-- Begin Task material --
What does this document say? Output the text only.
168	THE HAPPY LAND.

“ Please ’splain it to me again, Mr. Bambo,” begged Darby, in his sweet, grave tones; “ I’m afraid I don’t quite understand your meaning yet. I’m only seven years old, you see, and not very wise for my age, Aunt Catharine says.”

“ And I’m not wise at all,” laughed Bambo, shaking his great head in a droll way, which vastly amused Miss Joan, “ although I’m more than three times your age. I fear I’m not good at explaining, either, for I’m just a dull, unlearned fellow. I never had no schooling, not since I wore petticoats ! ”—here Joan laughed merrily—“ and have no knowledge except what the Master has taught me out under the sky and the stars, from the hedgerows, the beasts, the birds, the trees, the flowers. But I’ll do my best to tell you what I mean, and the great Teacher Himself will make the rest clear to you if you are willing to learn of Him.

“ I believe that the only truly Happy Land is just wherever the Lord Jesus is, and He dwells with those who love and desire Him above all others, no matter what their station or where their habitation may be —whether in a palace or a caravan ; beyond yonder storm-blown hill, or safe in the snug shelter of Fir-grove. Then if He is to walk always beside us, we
-- End Task material --
What the task requires:
Show the lines from the data above that contain the string "only".

Solution below:
What does this document say? Output the text only.
“ Please ’splain it to me again, Mr. Bambo,” begged Darby, in his sweet, grave tones; “ I’m afraid I don’t quite understand your meaning yet. I’m only seven years old, you see, and not very wise for my age, Aunt Catharine says.”
“ I believe that the only truly Happy Land is just wherever the Lord Jesus is, and He dwells with those who love and desire Him above all others, no matter what their station or where their habitation may be —whether in a palace or a caravan ; beyond yonder storm-blown hill, or safe in the snug shelter of Fir-grove. Then if He is to walk always beside us, we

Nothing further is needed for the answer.